Short task
Return the data exactly, with all pictures removed.

Information given
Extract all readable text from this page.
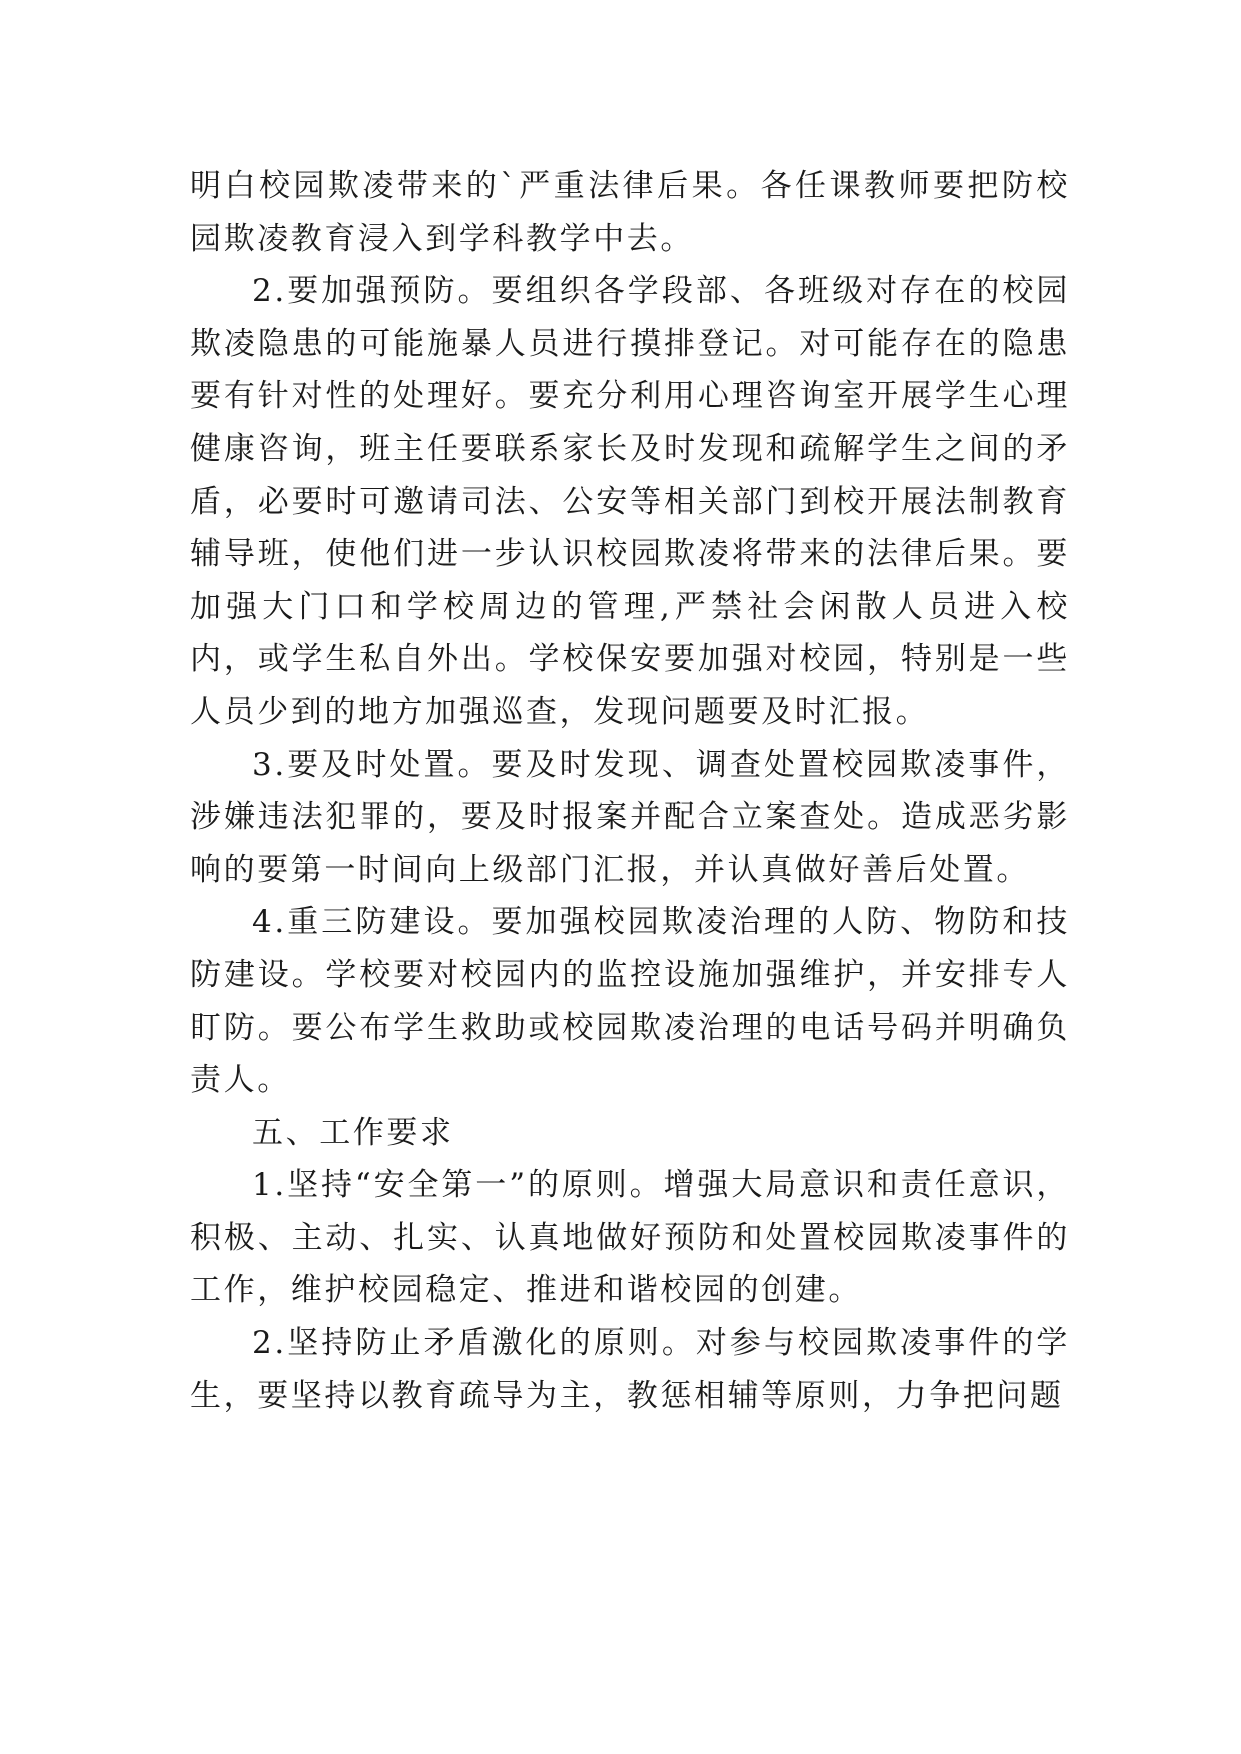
明白校园欺凌带来的`严重法律后果。各任课教师要把防校园欺凌教育浸入到学科教学中去。

2.要加强预防。要组织各学段部、各班级对存在的校园欺凌隐患的可能施暴人员进行摸排登记。对可能存在的隐患要有针对性的处理好。要充分利用心理咨询室开展学生心理健康咨询，班主任要联系家长及时发现和疏解学生之间的矛盾，必要时可邀请司法、公安等相关部门到校开展法制教育辅导班，使他们进一步认识校园欺凌将带来的法律后果。要加强大门口和学校周边的管理,严禁社会闲散人员进入校内，或学生私自外出。学校保安要加强对校园，特别是一些人员少到的地方加强巡查，发现问题要及时汇报。

3.要及时处置。要及时发现、调查处置校园欺凌事件，涉嫌违法犯罪的，要及时报案并配合立案查处。造成恶劣影响的要第一时间向上级部门汇报，并认真做好善后处置。

4.重三防建设。要加强校园欺凌治理的人防、物防和技防建设。学校要对校园内的监控设施加强维护，并安排专人盯防。要公布学生救助或校园欺凌治理的电话号码并明确负责人。

五、工作要求

1.坚持“安全第一”的原则。增强大局意识和责任意识，积极、主动、扎实、认真地做好预防和处置校园欺凌事件的工作，维护校园稳定、推进和谐校园的创建。

2.坚持防止矛盾激化的原则。对参与校园欺凌事件的学生，要坚持以教育疏导为主，教惩相辅等原则，力争把问题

Output for this exercise
Extract all readable text from this page.
明白校园欺凌带来的`严重法律后果。各任课教师要把防校园欺凌教育浸入到学科教学中去。

2.要加强预防。要组织各学段部、各班级对存在的校园欺凌隐患的可能施暴人员进行摸排登记。对可能存在的隐患要有针对性的处理好。要充分利用心理咨询室开展学生心理健康咨询，班主任要联系家长及时发现和疏解学生之间的矛盾，必要时可邀请司法、公安等相关部门到校开展法制教育辅导班，使他们进一步认识校园欺凌将带来的法律后果。要加强大门口和学校周边的管理,严禁社会闲散人员进入校内，或学生私自外出。学校保安要加强对校园，特别是一些人员少到的地方加强巡查，发现问题要及时汇报。

3.要及时处置。要及时发现、调查处置校园欺凌事件，涉嫌违法犯罪的，要及时报案并配合立案查处。造成恶劣影响的要第一时间向上级部门汇报，并认真做好善后处置。

4.重三防建设。要加强校园欺凌治理的人防、物防和技防建设。学校要对校园内的监控设施加强维护，并安排专人盯防。要公布学生救助或校园欺凌治理的电话号码并明确负责人。

五、工作要求

1.坚持“安全第一”的原则。增强大局意识和责任意识，积极、主动、扎实、认真地做好预防和处置校园欺凌事件的工作，维护校园稳定、推进和谐校园的创建。

2.坚持防止矛盾激化的原则。对参与校园欺凌事件的学生，要坚持以教育疏导为主，教惩相辅等原则，力争把问题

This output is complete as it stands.